Given problem: Every line of the material that follows must be printed again exactly.

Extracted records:
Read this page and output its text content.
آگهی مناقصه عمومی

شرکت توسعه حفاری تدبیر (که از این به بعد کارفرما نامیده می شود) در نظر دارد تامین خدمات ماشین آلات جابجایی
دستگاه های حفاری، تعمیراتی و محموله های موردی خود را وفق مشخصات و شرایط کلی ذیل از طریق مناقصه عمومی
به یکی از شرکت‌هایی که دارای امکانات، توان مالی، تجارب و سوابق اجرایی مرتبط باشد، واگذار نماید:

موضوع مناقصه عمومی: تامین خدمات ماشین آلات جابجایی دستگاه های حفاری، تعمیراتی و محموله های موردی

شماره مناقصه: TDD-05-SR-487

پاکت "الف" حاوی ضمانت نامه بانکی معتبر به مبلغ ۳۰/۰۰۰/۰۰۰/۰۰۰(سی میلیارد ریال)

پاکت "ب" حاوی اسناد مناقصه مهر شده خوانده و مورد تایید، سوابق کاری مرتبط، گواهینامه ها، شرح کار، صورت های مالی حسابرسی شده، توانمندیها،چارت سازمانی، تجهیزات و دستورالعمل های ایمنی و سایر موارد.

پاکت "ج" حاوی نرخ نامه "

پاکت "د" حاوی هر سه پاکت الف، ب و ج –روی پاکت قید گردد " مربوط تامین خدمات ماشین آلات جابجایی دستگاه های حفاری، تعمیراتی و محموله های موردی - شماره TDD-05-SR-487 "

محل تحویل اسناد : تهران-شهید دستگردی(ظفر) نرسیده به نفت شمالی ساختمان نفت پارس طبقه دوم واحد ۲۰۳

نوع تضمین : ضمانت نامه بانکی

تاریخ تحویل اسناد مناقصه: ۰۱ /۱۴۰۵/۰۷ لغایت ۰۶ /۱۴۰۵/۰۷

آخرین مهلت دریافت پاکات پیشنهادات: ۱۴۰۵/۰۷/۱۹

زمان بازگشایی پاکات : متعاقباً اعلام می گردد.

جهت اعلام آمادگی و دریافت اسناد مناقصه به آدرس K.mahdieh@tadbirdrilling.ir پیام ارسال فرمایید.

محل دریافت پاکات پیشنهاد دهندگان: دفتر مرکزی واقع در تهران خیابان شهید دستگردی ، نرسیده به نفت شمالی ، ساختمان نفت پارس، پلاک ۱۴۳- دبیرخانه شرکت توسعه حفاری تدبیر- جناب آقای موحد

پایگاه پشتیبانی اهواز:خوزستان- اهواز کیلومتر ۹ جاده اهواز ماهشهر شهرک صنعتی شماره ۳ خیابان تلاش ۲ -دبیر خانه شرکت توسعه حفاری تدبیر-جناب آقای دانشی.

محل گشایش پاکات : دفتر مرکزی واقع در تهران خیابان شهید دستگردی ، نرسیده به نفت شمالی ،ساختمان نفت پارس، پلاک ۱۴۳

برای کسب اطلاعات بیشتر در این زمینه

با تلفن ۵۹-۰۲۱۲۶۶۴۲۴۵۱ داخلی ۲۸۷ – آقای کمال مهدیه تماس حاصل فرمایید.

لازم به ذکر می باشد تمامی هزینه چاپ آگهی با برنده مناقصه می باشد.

Output of the exercise:
Read this page and output its text content.
آگهی مناقصه عمومی

شرکت توسعه حفاری تدبیر (که از این به بعد کارفرما نامیده می شود) در نظر دارد تامین خدمات ماشین آلات جابجایی
دستگاه های حفاری، تعمیراتی و محموله های موردی خود را وفق مشخصات و شرایط کلی ذیل از طریق مناقصه عمومی
به یکی از شرکت‌هایی که دارای امکانات، توان مالی، تجارب و سوابق اجرایی مرتبط باشد، واگذار نماید:

موضوع مناقصه عمومی: تامین خدمات ماشین آلات جابجایی دستگاه های حفاری، تعمیراتی و محموله های موردی

شماره مناقصه: TDD-05-SR-487

پاکت "الف" حاوی ضمانت نامه بانکی معتبر به مبلغ ۳۰/۰۰۰/۰۰۰/۰۰۰(سی میلیارد ریال)

پاکت "ب" حاوی اسناد مناقصه مهر شده خوانده و مورد تایید، سوابق کاری مرتبط، گواهینامه ها، شرح کار، صورت های مالی حسابرسی شده، توانمندیها،چارت سازمانی، تجهیزات و دستورالعمل های ایمنی و سایر موارد.

پاکت "ج" حاوی نرخ نامه "

پاکت "د" حاوی هر سه پاکت الف، ب و ج –روی پاکت قید گردد " مربوط تامین خدمات ماشین آلات جابجایی دستگاه های حفاری، تعمیراتی و محموله های موردی - شماره TDD-05-SR-487 "

محل تحویل اسناد : تهران-شهید دستگردی(ظفر) نرسیده به نفت شمالی ساختمان نفت پارس طبقه دوم واحد ۲۰۳

نوع تضمین : ضمانت نامه بانکی

تاریخ تحویل اسناد مناقصه: ۰۱ /۱۴۰۵/۰۷ لغایت ۰۶ /۱۴۰۵/۰۷

آخرین مهلت دریافت پاکات پیشنهادات: ۱۴۰۵/۰۷/۱۹

زمان بازگشایی پاکات : متعاقباً اعلام می گردد.

جهت اعلام آمادگی و دریافت اسناد مناقصه به آدرس K.mahdieh@tadbirdrilling.ir پیام ارسال فرمایید.

محل دریافت پاکات پیشنهاد دهندگان: دفتر مرکزی واقع در تهران خیابان شهید دستگردی ، نرسیده به نفت شمالی ، ساختمان نفت پارس، پلاک ۱۴۳- دبیرخانه شرکت توسعه حفاری تدبیر- جناب آقای موحد

پایگاه پشتیبانی اهواز:خوزستان- اهواز کیلومتر ۹ جاده اهواز ماهشهر شهرک صنعتی شماره ۳ خیابان تلاش ۲ -دبیر خانه شرکت توسعه حفاری تدبیر-جناب آقای دانشی.

محل گشایش پاکات : دفتر مرکزی واقع در تهران خیابان شهید دستگردی ، نرسیده به نفت شمالی ،ساختمان نفت پارس، پلاک ۱۴۳

برای کسب اطلاعات بیشتر در این زمینه

با تلفن ۵۹-۰۲۱۲۶۶۴۲۴۵۱ داخلی ۲۸۷ – آقای کمال مهدیه تماس حاصل فرمایید.

لازم به ذکر می باشد تمامی هزینه چاپ آگهی با برنده مناقصه می باشد.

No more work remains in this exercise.